§ Exercise aim: Spot each line that carries the word "construction"; copy those lines.

§ Material supplied:
::::
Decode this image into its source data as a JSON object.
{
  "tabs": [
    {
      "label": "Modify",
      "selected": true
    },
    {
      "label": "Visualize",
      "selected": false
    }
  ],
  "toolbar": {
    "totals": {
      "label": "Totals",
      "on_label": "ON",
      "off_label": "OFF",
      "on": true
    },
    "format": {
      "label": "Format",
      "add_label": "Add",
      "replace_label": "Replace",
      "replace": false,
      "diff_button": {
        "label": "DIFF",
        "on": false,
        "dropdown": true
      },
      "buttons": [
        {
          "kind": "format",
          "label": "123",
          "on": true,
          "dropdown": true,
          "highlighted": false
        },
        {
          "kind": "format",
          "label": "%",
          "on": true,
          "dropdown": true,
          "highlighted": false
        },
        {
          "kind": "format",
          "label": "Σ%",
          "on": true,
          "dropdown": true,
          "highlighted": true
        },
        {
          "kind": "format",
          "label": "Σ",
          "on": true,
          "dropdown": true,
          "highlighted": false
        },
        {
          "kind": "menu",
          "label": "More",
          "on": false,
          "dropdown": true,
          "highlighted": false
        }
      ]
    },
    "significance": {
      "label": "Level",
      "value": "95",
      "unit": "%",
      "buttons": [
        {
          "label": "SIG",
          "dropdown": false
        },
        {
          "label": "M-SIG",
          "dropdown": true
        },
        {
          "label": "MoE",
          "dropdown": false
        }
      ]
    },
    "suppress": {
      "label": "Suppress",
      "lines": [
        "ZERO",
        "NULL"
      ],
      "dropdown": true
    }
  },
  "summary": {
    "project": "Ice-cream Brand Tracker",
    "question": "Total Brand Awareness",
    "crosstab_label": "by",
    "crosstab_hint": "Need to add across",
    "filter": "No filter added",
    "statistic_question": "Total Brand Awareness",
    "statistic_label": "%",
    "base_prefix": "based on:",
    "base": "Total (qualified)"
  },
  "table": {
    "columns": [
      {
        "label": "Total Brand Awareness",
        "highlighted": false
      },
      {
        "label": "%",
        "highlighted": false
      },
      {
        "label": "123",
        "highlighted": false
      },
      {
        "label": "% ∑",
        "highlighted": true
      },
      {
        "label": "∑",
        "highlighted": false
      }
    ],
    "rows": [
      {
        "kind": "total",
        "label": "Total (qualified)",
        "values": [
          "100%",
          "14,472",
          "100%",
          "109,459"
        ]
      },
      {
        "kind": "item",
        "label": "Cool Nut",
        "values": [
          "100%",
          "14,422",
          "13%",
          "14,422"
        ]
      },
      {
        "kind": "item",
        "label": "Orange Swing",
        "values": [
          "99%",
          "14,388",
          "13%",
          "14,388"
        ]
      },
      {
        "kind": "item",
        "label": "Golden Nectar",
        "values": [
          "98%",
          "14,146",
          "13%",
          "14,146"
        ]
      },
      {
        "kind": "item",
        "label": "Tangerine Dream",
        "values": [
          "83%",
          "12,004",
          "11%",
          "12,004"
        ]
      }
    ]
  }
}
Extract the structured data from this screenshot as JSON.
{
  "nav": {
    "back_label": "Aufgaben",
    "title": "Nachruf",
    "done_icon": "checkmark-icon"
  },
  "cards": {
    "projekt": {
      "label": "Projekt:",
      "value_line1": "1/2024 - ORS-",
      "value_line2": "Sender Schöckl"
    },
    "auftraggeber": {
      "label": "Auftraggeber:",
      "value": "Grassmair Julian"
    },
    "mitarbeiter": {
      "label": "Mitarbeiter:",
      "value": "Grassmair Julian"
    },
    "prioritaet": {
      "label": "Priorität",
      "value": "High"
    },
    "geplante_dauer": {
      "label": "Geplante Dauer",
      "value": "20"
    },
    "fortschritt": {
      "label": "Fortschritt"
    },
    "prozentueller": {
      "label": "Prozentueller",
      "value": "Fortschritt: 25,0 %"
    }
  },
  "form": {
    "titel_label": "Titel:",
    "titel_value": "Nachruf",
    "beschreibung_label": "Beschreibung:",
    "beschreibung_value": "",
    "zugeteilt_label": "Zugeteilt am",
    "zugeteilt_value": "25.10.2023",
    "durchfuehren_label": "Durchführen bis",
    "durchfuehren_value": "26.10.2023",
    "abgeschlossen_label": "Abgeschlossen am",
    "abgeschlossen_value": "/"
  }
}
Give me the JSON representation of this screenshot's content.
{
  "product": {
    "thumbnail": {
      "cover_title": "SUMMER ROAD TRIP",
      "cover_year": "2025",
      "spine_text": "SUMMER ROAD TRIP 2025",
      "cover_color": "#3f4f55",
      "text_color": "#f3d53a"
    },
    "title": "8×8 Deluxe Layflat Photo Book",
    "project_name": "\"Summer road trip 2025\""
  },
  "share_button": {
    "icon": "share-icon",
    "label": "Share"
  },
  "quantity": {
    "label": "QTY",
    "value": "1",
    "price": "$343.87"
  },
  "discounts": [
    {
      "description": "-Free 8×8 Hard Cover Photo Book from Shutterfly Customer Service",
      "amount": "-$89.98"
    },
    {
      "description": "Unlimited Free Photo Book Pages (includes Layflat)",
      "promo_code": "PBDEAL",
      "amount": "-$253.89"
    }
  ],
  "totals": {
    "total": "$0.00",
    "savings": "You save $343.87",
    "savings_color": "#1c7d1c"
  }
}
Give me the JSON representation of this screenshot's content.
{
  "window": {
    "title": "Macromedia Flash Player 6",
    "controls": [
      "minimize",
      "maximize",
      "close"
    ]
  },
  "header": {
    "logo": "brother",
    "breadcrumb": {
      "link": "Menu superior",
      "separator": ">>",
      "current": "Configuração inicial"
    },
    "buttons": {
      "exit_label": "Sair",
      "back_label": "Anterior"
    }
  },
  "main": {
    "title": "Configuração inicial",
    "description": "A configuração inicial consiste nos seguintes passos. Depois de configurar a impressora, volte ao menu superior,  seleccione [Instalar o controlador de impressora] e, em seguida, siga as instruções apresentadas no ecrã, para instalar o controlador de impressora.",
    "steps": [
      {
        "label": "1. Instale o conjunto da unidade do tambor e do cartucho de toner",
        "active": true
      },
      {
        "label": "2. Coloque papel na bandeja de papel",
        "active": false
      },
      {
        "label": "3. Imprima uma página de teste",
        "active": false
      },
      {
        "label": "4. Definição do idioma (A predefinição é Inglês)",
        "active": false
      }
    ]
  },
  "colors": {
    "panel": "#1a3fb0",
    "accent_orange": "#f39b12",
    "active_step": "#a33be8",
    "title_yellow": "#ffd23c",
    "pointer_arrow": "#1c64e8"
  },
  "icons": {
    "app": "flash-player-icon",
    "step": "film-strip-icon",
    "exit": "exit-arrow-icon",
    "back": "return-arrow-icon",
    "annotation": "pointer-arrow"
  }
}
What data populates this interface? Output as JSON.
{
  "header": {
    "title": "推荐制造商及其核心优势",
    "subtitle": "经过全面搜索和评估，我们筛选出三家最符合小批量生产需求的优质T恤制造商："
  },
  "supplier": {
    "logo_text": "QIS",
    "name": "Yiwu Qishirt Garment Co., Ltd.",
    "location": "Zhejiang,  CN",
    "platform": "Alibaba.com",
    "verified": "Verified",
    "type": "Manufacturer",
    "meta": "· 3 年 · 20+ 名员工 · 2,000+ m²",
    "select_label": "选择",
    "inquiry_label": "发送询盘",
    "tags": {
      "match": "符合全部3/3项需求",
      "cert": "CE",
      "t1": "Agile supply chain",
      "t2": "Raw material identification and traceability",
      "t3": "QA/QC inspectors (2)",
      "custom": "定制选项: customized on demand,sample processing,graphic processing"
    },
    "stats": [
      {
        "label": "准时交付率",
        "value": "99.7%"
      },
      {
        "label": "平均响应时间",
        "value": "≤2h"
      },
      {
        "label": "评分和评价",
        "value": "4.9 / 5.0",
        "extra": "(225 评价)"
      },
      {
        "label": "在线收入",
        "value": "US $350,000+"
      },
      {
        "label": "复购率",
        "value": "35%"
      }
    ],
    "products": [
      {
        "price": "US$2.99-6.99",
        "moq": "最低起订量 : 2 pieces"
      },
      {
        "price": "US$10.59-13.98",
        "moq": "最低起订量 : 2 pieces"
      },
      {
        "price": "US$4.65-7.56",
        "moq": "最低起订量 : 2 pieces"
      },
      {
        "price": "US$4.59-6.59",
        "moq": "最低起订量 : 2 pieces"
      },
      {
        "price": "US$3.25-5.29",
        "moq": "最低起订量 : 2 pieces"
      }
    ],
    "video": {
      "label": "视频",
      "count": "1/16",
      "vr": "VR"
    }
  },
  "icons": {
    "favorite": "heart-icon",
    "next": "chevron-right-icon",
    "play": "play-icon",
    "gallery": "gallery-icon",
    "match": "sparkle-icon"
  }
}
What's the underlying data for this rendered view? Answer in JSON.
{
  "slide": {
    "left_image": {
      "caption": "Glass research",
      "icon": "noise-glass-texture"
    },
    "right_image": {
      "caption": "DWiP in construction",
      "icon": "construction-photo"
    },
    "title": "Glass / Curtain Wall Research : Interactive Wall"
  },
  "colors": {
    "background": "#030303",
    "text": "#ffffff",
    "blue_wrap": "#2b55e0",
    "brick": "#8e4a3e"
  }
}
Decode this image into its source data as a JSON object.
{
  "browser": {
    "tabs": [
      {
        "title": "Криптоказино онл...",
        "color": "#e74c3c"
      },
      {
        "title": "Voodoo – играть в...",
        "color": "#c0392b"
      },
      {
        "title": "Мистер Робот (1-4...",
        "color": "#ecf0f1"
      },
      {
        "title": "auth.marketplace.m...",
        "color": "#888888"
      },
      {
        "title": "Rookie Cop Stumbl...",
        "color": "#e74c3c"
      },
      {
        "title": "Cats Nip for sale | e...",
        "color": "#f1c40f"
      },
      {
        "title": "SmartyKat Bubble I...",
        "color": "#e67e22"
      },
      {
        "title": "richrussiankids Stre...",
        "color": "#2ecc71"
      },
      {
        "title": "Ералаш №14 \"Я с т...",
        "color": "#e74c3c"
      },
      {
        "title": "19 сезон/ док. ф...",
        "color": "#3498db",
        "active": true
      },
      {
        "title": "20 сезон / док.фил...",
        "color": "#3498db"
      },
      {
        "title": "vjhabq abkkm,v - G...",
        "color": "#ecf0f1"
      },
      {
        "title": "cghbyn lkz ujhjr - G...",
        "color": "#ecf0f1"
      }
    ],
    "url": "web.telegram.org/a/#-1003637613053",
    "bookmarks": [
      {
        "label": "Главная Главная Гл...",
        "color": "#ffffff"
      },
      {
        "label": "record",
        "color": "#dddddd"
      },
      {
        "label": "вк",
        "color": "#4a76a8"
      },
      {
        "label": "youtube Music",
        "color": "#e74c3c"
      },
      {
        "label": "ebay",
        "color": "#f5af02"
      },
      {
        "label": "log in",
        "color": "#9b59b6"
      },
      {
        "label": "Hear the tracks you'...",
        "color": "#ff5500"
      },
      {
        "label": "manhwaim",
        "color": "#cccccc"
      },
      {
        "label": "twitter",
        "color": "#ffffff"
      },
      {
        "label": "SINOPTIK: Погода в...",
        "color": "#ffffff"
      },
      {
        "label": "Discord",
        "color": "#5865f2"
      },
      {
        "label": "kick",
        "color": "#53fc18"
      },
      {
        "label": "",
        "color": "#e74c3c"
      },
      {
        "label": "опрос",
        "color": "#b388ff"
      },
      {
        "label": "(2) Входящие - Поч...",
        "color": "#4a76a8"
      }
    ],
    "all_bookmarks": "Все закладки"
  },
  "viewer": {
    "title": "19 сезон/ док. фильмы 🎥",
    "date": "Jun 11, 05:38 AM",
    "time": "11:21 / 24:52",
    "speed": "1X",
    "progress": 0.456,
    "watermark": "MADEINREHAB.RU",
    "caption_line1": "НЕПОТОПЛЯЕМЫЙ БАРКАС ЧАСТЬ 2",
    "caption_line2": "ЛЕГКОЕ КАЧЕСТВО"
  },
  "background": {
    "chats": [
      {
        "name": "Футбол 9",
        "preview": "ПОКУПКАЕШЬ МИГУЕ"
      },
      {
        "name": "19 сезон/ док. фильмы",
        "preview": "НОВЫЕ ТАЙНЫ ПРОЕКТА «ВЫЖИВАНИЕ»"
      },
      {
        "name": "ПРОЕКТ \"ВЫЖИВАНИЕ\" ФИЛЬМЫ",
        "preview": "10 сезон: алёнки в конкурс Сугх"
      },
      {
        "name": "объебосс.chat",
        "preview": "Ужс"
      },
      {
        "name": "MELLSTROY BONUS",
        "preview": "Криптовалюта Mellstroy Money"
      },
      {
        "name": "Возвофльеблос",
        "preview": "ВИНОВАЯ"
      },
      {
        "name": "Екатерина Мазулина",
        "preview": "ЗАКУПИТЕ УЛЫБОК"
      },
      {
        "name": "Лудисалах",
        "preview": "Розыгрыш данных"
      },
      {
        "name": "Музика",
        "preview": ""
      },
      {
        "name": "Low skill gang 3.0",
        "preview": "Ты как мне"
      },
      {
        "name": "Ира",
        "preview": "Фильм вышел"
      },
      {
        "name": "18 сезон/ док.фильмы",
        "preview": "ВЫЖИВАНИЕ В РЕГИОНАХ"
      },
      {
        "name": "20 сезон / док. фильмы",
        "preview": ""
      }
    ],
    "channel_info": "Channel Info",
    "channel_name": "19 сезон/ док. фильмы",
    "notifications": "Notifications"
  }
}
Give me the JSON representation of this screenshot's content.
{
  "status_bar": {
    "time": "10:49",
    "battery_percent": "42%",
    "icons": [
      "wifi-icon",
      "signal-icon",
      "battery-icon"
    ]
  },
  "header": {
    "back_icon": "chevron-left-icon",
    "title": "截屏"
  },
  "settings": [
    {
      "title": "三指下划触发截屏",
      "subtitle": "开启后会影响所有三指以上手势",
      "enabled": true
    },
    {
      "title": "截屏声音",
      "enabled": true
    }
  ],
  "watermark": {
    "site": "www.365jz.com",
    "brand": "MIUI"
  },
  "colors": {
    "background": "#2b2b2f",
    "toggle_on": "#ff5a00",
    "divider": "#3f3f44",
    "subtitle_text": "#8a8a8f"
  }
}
::::
§ Reply to the exercise:
      "caption": "DWiP in construction",
      "icon": "construction-photo"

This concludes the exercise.